• _Problem description_
Write out all the material exactly. Leave nothing out.

┏━━

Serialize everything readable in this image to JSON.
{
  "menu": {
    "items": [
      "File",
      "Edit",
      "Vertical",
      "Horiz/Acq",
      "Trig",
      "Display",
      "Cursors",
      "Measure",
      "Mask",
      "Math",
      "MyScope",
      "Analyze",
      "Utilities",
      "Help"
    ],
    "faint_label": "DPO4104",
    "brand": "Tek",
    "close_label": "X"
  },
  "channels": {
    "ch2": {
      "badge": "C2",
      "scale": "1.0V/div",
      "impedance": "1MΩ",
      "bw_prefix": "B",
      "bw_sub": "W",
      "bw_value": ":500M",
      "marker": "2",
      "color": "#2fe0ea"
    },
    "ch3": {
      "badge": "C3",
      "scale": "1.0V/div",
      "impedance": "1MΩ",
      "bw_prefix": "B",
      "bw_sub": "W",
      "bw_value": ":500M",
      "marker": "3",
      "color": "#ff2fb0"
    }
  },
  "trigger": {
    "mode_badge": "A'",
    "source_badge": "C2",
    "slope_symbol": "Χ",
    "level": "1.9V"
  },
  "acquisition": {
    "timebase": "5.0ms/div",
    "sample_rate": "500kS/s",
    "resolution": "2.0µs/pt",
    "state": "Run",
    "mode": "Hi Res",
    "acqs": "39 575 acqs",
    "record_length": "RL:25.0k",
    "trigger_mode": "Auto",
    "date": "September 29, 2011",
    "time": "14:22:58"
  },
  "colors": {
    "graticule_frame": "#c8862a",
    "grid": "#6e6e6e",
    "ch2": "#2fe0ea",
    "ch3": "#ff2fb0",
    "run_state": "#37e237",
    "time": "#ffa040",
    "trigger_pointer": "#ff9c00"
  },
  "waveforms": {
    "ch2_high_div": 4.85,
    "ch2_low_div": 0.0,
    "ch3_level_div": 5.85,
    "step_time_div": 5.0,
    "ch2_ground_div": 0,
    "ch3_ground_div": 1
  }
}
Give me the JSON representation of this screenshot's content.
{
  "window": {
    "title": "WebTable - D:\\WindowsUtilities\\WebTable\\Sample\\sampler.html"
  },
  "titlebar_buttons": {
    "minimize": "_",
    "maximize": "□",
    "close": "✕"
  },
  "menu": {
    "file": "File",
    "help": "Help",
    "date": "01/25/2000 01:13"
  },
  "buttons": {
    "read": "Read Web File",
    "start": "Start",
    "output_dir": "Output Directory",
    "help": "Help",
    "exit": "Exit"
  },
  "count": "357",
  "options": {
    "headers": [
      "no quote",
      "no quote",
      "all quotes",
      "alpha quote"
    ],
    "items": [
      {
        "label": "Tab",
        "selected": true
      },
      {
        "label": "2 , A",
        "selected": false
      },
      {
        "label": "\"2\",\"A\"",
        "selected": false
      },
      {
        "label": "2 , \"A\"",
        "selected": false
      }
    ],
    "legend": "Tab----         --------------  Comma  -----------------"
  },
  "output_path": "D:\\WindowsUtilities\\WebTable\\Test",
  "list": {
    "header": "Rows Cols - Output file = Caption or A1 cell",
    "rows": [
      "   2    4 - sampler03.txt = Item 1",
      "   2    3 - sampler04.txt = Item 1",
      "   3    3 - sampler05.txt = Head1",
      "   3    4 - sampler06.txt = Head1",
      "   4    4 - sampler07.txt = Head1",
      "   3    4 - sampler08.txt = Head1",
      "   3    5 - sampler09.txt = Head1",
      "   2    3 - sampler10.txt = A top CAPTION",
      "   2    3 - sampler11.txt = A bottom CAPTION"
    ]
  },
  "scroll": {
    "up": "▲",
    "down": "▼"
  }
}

┗━━

• _Answer for the task_
Serialize everything readable in this image to JSON.
{
  "menu": {
    "items": [
      "File",
      "Edit",
      "Vertical",
      "Horiz/Acq",
      "Trig",
      "Display",
      "Cursors",
      "Measure",
      "Mask",
      "Math",
      "MyScope",
      "Analyze",
      "Utilities",
      "Help"
    ],
    "faint_label": "DPO4104",
    "brand": "Tek",
    "close_label": "X"
  },
  "channels": {
    "ch2": {
      "badge": "C2",
      "scale": "1.0V/div",
      "impedance": "1MΩ",
      "bw_prefix": "B",
      "bw_sub": "W",
      "bw_value": ":500M",
      "marker": "2",
      "color": "#2fe0ea"
    },
    "ch3": {
      "badge": "C3",
      "scale": "1.0V/div",
      "impedance": "1MΩ",
      "bw_prefix": "B",
      "bw_sub": "W",
      "bw_value": ":500M",
      "marker": "3",
      "color": "#ff2fb0"
    }
  },
  "trigger": {
    "mode_badge": "A'",
    "source_badge": "C2",
    "slope_symbol": "Χ",
    "level": "1.9V"
  },
  "acquisition": {
    "timebase": "5.0ms/div",
    "sample_rate": "500kS/s",
    "resolution": "2.0µs/pt",
    "state": "Run",
    "mode": "Hi Res",
    "acqs": "39 575 acqs",
    "record_length": "RL:25.0k",
    "trigger_mode": "Auto",
    "date": "September 29, 2011",
    "time": "14:22:58"
  },
  "colors": {
    "graticule_frame": "#c8862a",
    "grid": "#6e6e6e",
    "ch2": "#2fe0ea",
    "ch3": "#ff2fb0",
    "run_state": "#37e237",
    "time": "#ffa040",
    "trigger_pointer": "#ff9c00"
  },
  "waveforms": {
    "ch2_high_div": 4.85,
    "ch2_low_div": 0.0,
    "ch3_level_div": 5.85,
    "step_time_div": 5.0,
    "ch2_ground_div": 0,
    "ch3_ground_div": 1
  }
}
Give me the JSON representation of this screenshot's content.
{
  "window": {
    "title": "WebTable - D:\\WindowsUtilities\\WebTable\\Sample\\sampler.html"
  },
  "titlebar_buttons": {
    "minimize": "_",
    "maximize": "□",
    "close": "✕"
  },
  "menu": {
    "file": "File",
    "help": "Help",
    "date": "01/25/2000 01:13"
  },
  "buttons": {
    "read": "Read Web File",
    "start": "Start",
    "output_dir": "Output Directory",
    "help": "Help",
    "exit": "Exit"
  },
  "count": "357",
  "options": {
    "headers": [
      "no quote",
      "no quote",
      "all quotes",
      "alpha quote"
    ],
    "items": [
      {
        "label": "Tab",
        "selected": true
      },
      {
        "label": "2 , A",
        "selected": false
      },
      {
        "label": "\"2\",\"A\"",
        "selected": false
      },
      {
        "label": "2 , \"A\"",
        "selected": false
      }
    ],
    "legend": "Tab----         --------------  Comma  -----------------"
  },
  "output_path": "D:\\WindowsUtilities\\WebTable\\Test",
  "list": {
    "header": "Rows Cols - Output file = Caption or A1 cell",
    "rows": [
      "   2    4 - sampler03.txt = Item 1",
      "   2    3 - sampler04.txt = Item 1",
      "   3    3 - sampler05.txt = Head1",
      "   3    4 - sampler06.txt = Head1",
      "   4    4 - sampler07.txt = Head1",
      "   3    4 - sampler08.txt = Head1",
      "   3    5 - sampler09.txt = Head1",
      "   2    3 - sampler10.txt = A top CAPTION",
      "   2    3 - sampler11.txt = A bottom CAPTION"
    ]
  },
  "scroll": {
    "up": "▲",
    "down": "▼"
  }
}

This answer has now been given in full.